* Your goal:
Repeat the material below exactly, with no pictures.

* Data rows:
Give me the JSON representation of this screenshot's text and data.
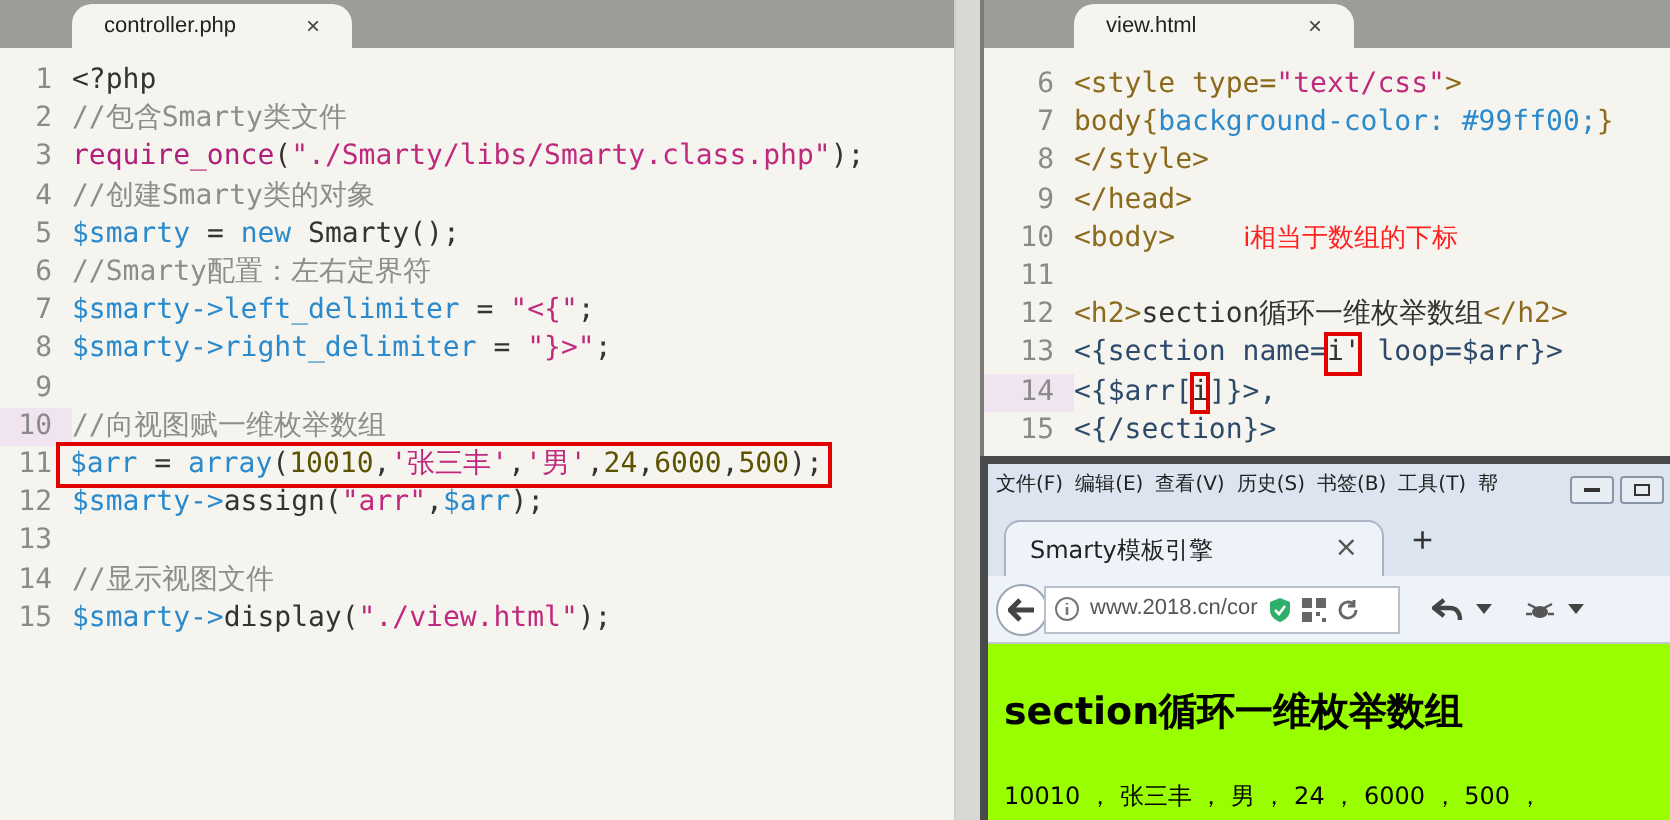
{
  "left_editor": {
    "tab": {
      "title": "controller.php",
      "close": "×"
    },
    "lines": [
      {
        "number": "1",
        "current": false,
        "boxed": false,
        "tokens": [
          {
            "text": "<?php",
            "kind": "plain"
          }
        ]
      },
      {
        "number": "2",
        "current": false,
        "boxed": false,
        "tokens": [
          {
            "text": "//包含Smarty类文件",
            "kind": "comment"
          }
        ]
      },
      {
        "number": "3",
        "current": false,
        "boxed": false,
        "tokens": [
          {
            "text": "require_once",
            "kind": "func"
          },
          {
            "text": "(",
            "kind": "plain"
          },
          {
            "text": "\"./Smarty/libs/Smarty.class.php\"",
            "kind": "string"
          },
          {
            "text": ");",
            "kind": "plain"
          }
        ]
      },
      {
        "number": "4",
        "current": false,
        "boxed": false,
        "tokens": [
          {
            "text": "//创建Smarty类的对象",
            "kind": "comment"
          }
        ]
      },
      {
        "number": "5",
        "current": false,
        "boxed": false,
        "tokens": [
          {
            "text": "$smarty",
            "kind": "var"
          },
          {
            "text": " = ",
            "kind": "plain"
          },
          {
            "text": "new",
            "kind": "var"
          },
          {
            "text": " Smarty();",
            "kind": "plain"
          }
        ]
      },
      {
        "number": "6",
        "current": false,
        "boxed": false,
        "tokens": [
          {
            "text": "//Smarty配置：左右定界符",
            "kind": "comment"
          }
        ]
      },
      {
        "number": "7",
        "current": false,
        "boxed": false,
        "tokens": [
          {
            "text": "$smarty->left_delimiter",
            "kind": "var"
          },
          {
            "text": " = ",
            "kind": "plain"
          },
          {
            "text": "\"<{\"",
            "kind": "string"
          },
          {
            "text": ";",
            "kind": "plain"
          }
        ]
      },
      {
        "number": "8",
        "current": false,
        "boxed": false,
        "tokens": [
          {
            "text": "$smarty->right_delimiter",
            "kind": "var"
          },
          {
            "text": " = ",
            "kind": "plain"
          },
          {
            "text": "\"}>\"",
            "kind": "string"
          },
          {
            "text": ";",
            "kind": "plain"
          }
        ]
      },
      {
        "number": "9",
        "current": false,
        "boxed": false
      },
      {
        "number": "10",
        "current": true,
        "boxed": false,
        "tokens": [
          {
            "text": "//向视图赋一维枚举数组",
            "kind": "comment"
          }
        ]
      },
      {
        "number": "11",
        "current": false,
        "boxed": true,
        "tokens": [
          {
            "text": "$arr",
            "kind": "var"
          },
          {
            "text": " = ",
            "kind": "plain"
          },
          {
            "text": "array",
            "kind": "var"
          },
          {
            "text": "(",
            "kind": "plain"
          },
          {
            "text": "10010",
            "kind": "number"
          },
          {
            "text": ",",
            "kind": "plain"
          },
          {
            "text": "'张三丰'",
            "kind": "string"
          },
          {
            "text": ",",
            "kind": "plain"
          },
          {
            "text": "'男'",
            "kind": "string"
          },
          {
            "text": ",",
            "kind": "plain"
          },
          {
            "text": "24",
            "kind": "number"
          },
          {
            "text": ",",
            "kind": "plain"
          },
          {
            "text": "6000",
            "kind": "number"
          },
          {
            "text": ",",
            "kind": "plain"
          },
          {
            "text": "500",
            "kind": "number"
          },
          {
            "text": ");",
            "kind": "plain"
          }
        ]
      },
      {
        "number": "12",
        "current": false,
        "boxed": false,
        "tokens": [
          {
            "text": "$smarty->",
            "kind": "var"
          },
          {
            "text": "assign(",
            "kind": "plain"
          },
          {
            "text": "\"arr\"",
            "kind": "string"
          },
          {
            "text": ",",
            "kind": "plain"
          },
          {
            "text": "$arr",
            "kind": "var"
          },
          {
            "text": ");",
            "kind": "plain"
          }
        ]
      },
      {
        "number": "13",
        "current": false,
        "boxed": false
      },
      {
        "number": "14",
        "current": false,
        "boxed": false,
        "tokens": [
          {
            "text": "//显示视图文件",
            "kind": "comment"
          }
        ]
      },
      {
        "number": "15",
        "current": false,
        "boxed": false,
        "tokens": [
          {
            "text": "$smarty->",
            "kind": "var"
          },
          {
            "text": "display(",
            "kind": "plain"
          },
          {
            "text": "\"./view.html\"",
            "kind": "string"
          },
          {
            "text": ");",
            "kind": "plain"
          }
        ]
      }
    ]
  },
  "right_editor": {
    "tab": {
      "title": "view.html",
      "close": "×"
    },
    "lines": [
      {
        "number": "6",
        "current": false,
        "tokens": [
          {
            "text": "<style type=",
            "kind": "tag"
          },
          {
            "text": "\"text/css\"",
            "kind": "string"
          },
          {
            "text": ">",
            "kind": "tag"
          }
        ]
      },
      {
        "number": "7",
        "current": false,
        "tokens": [
          {
            "text": "body{",
            "kind": "tag"
          },
          {
            "text": "background-color: #99ff00;",
            "kind": "var"
          },
          {
            "text": "}",
            "kind": "tag"
          }
        ]
      },
      {
        "number": "8",
        "current": false,
        "tokens": [
          {
            "text": "</style>",
            "kind": "tag"
          }
        ]
      },
      {
        "number": "9",
        "current": false,
        "tokens": [
          {
            "text": "</head>",
            "kind": "tag"
          }
        ]
      },
      {
        "number": "10",
        "current": false,
        "tokens": [
          {
            "text": "<body>",
            "kind": "tag"
          },
          {
            "text": "i相当于数组的下标",
            "kind": "note"
          }
        ]
      },
      {
        "number": "11",
        "current": false
      },
      {
        "number": "12",
        "current": false,
        "tokens": [
          {
            "text": "<h2>",
            "kind": "tag"
          },
          {
            "text": "section循环一维枚举数组",
            "kind": "plain"
          },
          {
            "text": "</h2>",
            "kind": "tag"
          }
        ]
      },
      {
        "number": "13",
        "current": false,
        "tokens": [
          {
            "text": "<{section name=",
            "kind": "smarty"
          },
          {
            "text": "i'",
            "kind": "boxed"
          },
          {
            "text": " loop=$arr}>",
            "kind": "smarty"
          }
        ]
      },
      {
        "number": "14",
        "current": true,
        "tokens": [
          {
            "text": "<{$arr[",
            "kind": "smarty"
          },
          {
            "text": "i",
            "kind": "boxed"
          },
          {
            "text": "]}>,",
            "kind": "smarty"
          }
        ]
      },
      {
        "number": "15",
        "current": false,
        "tokens": [
          {
            "text": "<{/section}>",
            "kind": "smarty"
          }
        ]
      }
    ]
  },
  "browser": {
    "menu": [
      "文件(F)",
      "编辑(E)",
      "查看(V)",
      "历史(S)",
      "书签(B)",
      "工具(T)",
      "帮"
    ],
    "tab": {
      "title": "Smarty模板引擎",
      "close": "×"
    },
    "new_tab": "+",
    "address": "www.2018.cn/cor",
    "page": {
      "heading": "section循环一维枚举数组",
      "text": "10010 ， 张三丰 ， 男 ， 24 ， 6000 ， 500 ，"
    }
  }
}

* Right answer:
Give me the JSON representation of this screenshot's text and data.
{
  "left_editor": {
    "tab": {
      "title": "controller.php",
      "close": "×"
    },
    "lines": [
      {
        "number": "1",
        "current": false,
        "boxed": false,
        "tokens": [
          {
            "text": "<?php",
            "kind": "plain"
          }
        ]
      },
      {
        "number": "2",
        "current": false,
        "boxed": false,
        "tokens": [
          {
            "text": "//包含Smarty类文件",
            "kind": "comment"
          }
        ]
      },
      {
        "number": "3",
        "current": false,
        "boxed": false,
        "tokens": [
          {
            "text": "require_once",
            "kind": "func"
          },
          {
            "text": "(",
            "kind": "plain"
          },
          {
            "text": "\"./Smarty/libs/Smarty.class.php\"",
            "kind": "string"
          },
          {
            "text": ");",
            "kind": "plain"
          }
        ]
      },
      {
        "number": "4",
        "current": false,
        "boxed": false,
        "tokens": [
          {
            "text": "//创建Smarty类的对象",
            "kind": "comment"
          }
        ]
      },
      {
        "number": "5",
        "current": false,
        "boxed": false,
        "tokens": [
          {
            "text": "$smarty",
            "kind": "var"
          },
          {
            "text": " = ",
            "kind": "plain"
          },
          {
            "text": "new",
            "kind": "var"
          },
          {
            "text": " Smarty();",
            "kind": "plain"
          }
        ]
      },
      {
        "number": "6",
        "current": false,
        "boxed": false,
        "tokens": [
          {
            "text": "//Smarty配置：左右定界符",
            "kind": "comment"
          }
        ]
      },
      {
        "number": "7",
        "current": false,
        "boxed": false,
        "tokens": [
          {
            "text": "$smarty->left_delimiter",
            "kind": "var"
          },
          {
            "text": " = ",
            "kind": "plain"
          },
          {
            "text": "\"<{\"",
            "kind": "string"
          },
          {
            "text": ";",
            "kind": "plain"
          }
        ]
      },
      {
        "number": "8",
        "current": false,
        "boxed": false,
        "tokens": [
          {
            "text": "$smarty->right_delimiter",
            "kind": "var"
          },
          {
            "text": " = ",
            "kind": "plain"
          },
          {
            "text": "\"}>\"",
            "kind": "string"
          },
          {
            "text": ";",
            "kind": "plain"
          }
        ]
      },
      {
        "number": "9",
        "current": false,
        "boxed": false
      },
      {
        "number": "10",
        "current": true,
        "boxed": false,
        "tokens": [
          {
            "text": "//向视图赋一维枚举数组",
            "kind": "comment"
          }
        ]
      },
      {
        "number": "11",
        "current": false,
        "boxed": true,
        "tokens": [
          {
            "text": "$arr",
            "kind": "var"
          },
          {
            "text": " = ",
            "kind": "plain"
          },
          {
            "text": "array",
            "kind": "var"
          },
          {
            "text": "(",
            "kind": "plain"
          },
          {
            "text": "10010",
            "kind": "number"
          },
          {
            "text": ",",
            "kind": "plain"
          },
          {
            "text": "'张三丰'",
            "kind": "string"
          },
          {
            "text": ",",
            "kind": "plain"
          },
          {
            "text": "'男'",
            "kind": "string"
          },
          {
            "text": ",",
            "kind": "plain"
          },
          {
            "text": "24",
            "kind": "number"
          },
          {
            "text": ",",
            "kind": "plain"
          },
          {
            "text": "6000",
            "kind": "number"
          },
          {
            "text": ",",
            "kind": "plain"
          },
          {
            "text": "500",
            "kind": "number"
          },
          {
            "text": ");",
            "kind": "plain"
          }
        ]
      },
      {
        "number": "12",
        "current": false,
        "boxed": false,
        "tokens": [
          {
            "text": "$smarty->",
            "kind": "var"
          },
          {
            "text": "assign(",
            "kind": "plain"
          },
          {
            "text": "\"arr\"",
            "kind": "string"
          },
          {
            "text": ",",
            "kind": "plain"
          },
          {
            "text": "$arr",
            "kind": "var"
          },
          {
            "text": ");",
            "kind": "plain"
          }
        ]
      },
      {
        "number": "13",
        "current": false,
        "boxed": false
      },
      {
        "number": "14",
        "current": false,
        "boxed": false,
        "tokens": [
          {
            "text": "//显示视图文件",
            "kind": "comment"
          }
        ]
      },
      {
        "number": "15",
        "current": false,
        "boxed": false,
        "tokens": [
          {
            "text": "$smarty->",
            "kind": "var"
          },
          {
            "text": "display(",
            "kind": "plain"
          },
          {
            "text": "\"./view.html\"",
            "kind": "string"
          },
          {
            "text": ");",
            "kind": "plain"
          }
        ]
      }
    ]
  },
  "right_editor": {
    "tab": {
      "title": "view.html",
      "close": "×"
    },
    "lines": [
      {
        "number": "6",
        "current": false,
        "tokens": [
          {
            "text": "<style type=",
            "kind": "tag"
          },
          {
            "text": "\"text/css\"",
            "kind": "string"
          },
          {
            "text": ">",
            "kind": "tag"
          }
        ]
      },
      {
        "number": "7",
        "current": false,
        "tokens": [
          {
            "text": "body{",
            "kind": "tag"
          },
          {
            "text": "background-color: #99ff00;",
            "kind": "var"
          },
          {
            "text": "}",
            "kind": "tag"
          }
        ]
      },
      {
        "number": "8",
        "current": false,
        "tokens": [
          {
            "text": "</style>",
            "kind": "tag"
          }
        ]
      },
      {
        "number": "9",
        "current": false,
        "tokens": [
          {
            "text": "</head>",
            "kind": "tag"
          }
        ]
      },
      {
        "number": "10",
        "current": false,
        "tokens": [
          {
            "text": "<body>",
            "kind": "tag"
          },
          {
            "text": "i相当于数组的下标",
            "kind": "note"
          }
        ]
      },
      {
        "number": "11",
        "current": false
      },
      {
        "number": "12",
        "current": false,
        "tokens": [
          {
            "text": "<h2>",
            "kind": "tag"
          },
          {
            "text": "section循环一维枚举数组",
            "kind": "plain"
          },
          {
            "text": "</h2>",
            "kind": "tag"
          }
        ]
      },
      {
        "number": "13",
        "current": false,
        "tokens": [
          {
            "text": "<{section name=",
            "kind": "smarty"
          },
          {
            "text": "i'",
            "kind": "boxed"
          },
          {
            "text": " loop=$arr}>",
            "kind": "smarty"
          }
        ]
      },
      {
        "number": "14",
        "current": true,
        "tokens": [
          {
            "text": "<{$arr[",
            "kind": "smarty"
          },
          {
            "text": "i",
            "kind": "boxed"
          },
          {
            "text": "]}>,",
            "kind": "smarty"
          }
        ]
      },
      {
        "number": "15",
        "current": false,
        "tokens": [
          {
            "text": "<{/section}>",
            "kind": "smarty"
          }
        ]
      }
    ]
  },
  "browser": {
    "menu": [
      "文件(F)",
      "编辑(E)",
      "查看(V)",
      "历史(S)",
      "书签(B)",
      "工具(T)",
      "帮"
    ],
    "tab": {
      "title": "Smarty模板引擎",
      "close": "×"
    },
    "new_tab": "+",
    "address": "www.2018.cn/cor",
    "page": {
      "heading": "section循环一维枚举数组",
      "text": "10010 ， 张三丰 ， 男 ， 24 ， 6000 ， 500 ，"
    }
  }
}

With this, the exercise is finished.